Stored records:

# # # #

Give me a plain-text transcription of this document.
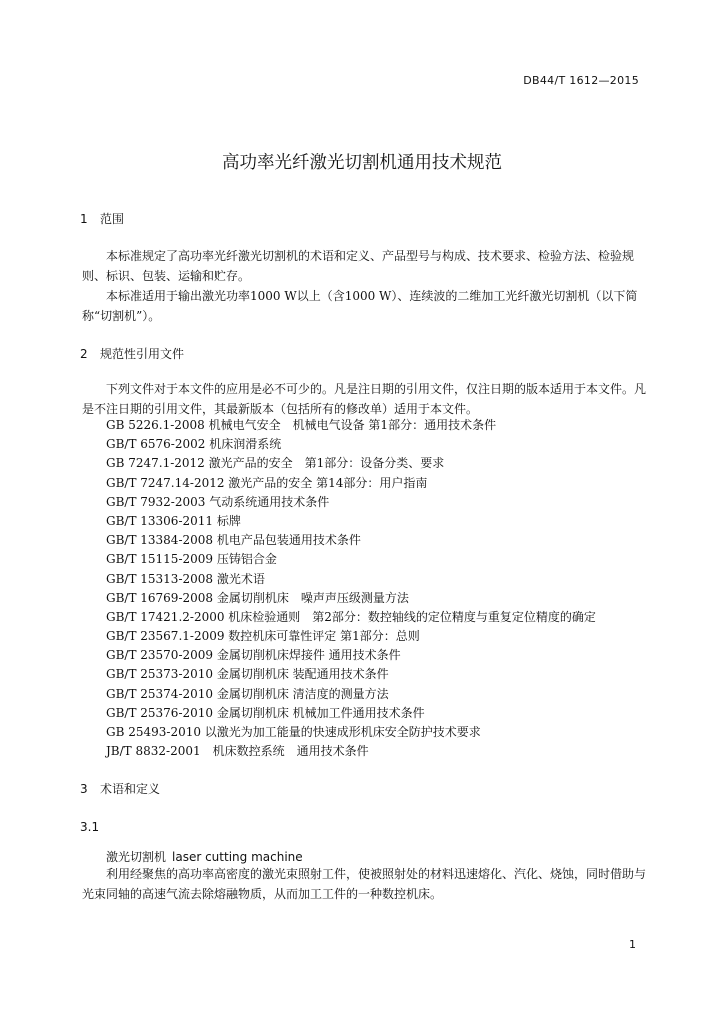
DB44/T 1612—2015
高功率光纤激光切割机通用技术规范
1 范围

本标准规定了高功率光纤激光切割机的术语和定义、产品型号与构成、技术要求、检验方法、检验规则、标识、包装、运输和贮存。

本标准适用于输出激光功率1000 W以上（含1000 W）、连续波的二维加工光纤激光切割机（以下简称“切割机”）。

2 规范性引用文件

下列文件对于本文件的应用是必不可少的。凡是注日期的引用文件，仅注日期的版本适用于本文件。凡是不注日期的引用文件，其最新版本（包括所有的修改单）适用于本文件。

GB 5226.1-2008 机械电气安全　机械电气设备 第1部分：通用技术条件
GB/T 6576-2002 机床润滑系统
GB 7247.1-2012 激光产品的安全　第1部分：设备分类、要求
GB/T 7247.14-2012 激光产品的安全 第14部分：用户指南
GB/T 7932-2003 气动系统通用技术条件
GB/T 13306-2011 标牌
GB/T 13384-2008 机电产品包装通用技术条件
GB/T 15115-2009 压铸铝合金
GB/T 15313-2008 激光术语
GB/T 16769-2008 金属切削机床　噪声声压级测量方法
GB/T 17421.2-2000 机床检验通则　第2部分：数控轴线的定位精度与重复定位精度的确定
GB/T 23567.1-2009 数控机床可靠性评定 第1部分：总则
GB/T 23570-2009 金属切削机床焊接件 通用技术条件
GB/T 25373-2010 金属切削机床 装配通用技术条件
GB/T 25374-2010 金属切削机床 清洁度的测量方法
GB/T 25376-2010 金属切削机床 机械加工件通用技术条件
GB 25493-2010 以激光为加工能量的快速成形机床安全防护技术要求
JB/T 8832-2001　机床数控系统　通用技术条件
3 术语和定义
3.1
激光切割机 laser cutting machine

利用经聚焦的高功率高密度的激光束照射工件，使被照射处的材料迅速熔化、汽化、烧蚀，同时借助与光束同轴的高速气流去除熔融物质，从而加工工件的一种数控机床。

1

# # # #

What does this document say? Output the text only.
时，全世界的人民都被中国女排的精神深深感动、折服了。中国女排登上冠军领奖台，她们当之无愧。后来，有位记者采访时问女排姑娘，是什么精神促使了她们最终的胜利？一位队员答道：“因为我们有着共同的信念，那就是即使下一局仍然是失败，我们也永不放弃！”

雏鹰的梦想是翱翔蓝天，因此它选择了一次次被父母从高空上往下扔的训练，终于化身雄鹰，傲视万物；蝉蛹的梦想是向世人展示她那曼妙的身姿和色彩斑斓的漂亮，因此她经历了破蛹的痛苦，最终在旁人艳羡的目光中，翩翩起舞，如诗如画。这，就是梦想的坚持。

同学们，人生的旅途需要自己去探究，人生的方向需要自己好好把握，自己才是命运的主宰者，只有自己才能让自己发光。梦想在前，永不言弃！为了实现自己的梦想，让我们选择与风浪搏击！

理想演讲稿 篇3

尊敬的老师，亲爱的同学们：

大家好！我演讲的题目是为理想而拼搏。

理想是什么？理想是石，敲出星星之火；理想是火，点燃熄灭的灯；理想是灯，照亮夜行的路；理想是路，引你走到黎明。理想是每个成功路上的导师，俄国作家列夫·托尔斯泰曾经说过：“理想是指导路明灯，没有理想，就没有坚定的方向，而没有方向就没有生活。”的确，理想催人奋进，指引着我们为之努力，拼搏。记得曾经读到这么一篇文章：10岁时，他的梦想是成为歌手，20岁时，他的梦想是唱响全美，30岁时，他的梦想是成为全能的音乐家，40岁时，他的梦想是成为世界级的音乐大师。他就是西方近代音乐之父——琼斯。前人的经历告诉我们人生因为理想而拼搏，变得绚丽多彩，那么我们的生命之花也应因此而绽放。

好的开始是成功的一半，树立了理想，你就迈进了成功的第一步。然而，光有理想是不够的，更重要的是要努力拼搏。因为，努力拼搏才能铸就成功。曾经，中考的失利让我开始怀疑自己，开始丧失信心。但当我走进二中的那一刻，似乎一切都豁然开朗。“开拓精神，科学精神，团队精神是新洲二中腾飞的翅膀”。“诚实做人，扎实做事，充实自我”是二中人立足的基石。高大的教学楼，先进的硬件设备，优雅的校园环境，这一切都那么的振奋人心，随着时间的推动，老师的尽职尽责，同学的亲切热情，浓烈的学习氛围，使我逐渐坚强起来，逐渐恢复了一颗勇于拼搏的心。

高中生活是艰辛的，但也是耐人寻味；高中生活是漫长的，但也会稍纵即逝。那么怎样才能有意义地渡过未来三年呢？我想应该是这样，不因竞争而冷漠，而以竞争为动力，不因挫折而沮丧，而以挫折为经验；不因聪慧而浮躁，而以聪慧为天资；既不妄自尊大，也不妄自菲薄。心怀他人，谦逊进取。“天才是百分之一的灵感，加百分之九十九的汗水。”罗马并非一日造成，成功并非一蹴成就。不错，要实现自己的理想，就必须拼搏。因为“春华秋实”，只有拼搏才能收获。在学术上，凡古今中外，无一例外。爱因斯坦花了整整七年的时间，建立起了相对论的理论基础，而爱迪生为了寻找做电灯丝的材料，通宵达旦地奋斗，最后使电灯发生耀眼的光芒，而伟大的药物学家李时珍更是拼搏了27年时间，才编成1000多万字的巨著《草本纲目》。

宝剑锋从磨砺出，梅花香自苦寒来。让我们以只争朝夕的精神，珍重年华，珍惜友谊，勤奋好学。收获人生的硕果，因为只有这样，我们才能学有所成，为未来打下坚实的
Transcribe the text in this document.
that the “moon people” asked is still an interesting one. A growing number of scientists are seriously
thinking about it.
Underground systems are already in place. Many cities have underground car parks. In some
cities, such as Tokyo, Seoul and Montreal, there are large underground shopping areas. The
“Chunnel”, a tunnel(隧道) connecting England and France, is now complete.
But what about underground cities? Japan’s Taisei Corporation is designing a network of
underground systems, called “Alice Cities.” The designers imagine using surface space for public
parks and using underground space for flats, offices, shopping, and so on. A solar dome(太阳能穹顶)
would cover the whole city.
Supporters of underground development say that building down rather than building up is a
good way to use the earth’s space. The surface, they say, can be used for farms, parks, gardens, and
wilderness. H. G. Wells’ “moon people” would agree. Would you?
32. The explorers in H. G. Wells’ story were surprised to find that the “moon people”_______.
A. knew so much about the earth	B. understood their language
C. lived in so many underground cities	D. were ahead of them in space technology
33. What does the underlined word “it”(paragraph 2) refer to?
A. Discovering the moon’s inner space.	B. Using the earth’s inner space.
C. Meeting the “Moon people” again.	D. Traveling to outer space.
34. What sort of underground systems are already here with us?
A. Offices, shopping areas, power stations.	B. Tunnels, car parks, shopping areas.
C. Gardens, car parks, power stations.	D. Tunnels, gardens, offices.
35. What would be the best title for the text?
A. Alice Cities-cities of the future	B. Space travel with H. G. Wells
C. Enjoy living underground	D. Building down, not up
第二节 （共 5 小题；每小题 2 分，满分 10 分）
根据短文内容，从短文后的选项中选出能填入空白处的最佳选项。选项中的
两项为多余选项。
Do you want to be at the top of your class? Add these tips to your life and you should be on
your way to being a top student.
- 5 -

# # # #

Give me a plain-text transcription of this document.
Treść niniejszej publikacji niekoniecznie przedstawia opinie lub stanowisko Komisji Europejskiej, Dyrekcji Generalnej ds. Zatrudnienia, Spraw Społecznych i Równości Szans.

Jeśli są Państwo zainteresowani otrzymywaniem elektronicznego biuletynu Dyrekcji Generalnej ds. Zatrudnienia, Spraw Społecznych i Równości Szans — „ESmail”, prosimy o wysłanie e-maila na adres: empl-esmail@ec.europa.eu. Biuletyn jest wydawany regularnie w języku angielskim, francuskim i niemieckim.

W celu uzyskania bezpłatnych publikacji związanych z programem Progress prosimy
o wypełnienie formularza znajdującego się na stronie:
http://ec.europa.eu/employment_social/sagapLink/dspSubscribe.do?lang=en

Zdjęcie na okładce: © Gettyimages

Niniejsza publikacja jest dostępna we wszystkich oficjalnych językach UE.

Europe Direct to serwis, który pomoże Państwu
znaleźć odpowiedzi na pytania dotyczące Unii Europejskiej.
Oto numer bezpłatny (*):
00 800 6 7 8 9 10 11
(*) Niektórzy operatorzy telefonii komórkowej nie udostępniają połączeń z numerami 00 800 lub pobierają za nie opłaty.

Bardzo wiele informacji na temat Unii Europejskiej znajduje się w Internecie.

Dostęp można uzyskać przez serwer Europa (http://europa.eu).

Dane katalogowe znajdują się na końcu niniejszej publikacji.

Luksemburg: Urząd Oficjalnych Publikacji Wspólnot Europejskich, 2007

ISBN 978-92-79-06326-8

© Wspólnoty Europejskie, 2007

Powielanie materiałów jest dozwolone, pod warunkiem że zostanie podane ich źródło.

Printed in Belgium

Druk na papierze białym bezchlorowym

# # # #

Only a number is wanted: how many lines of the data above contain "already"?

2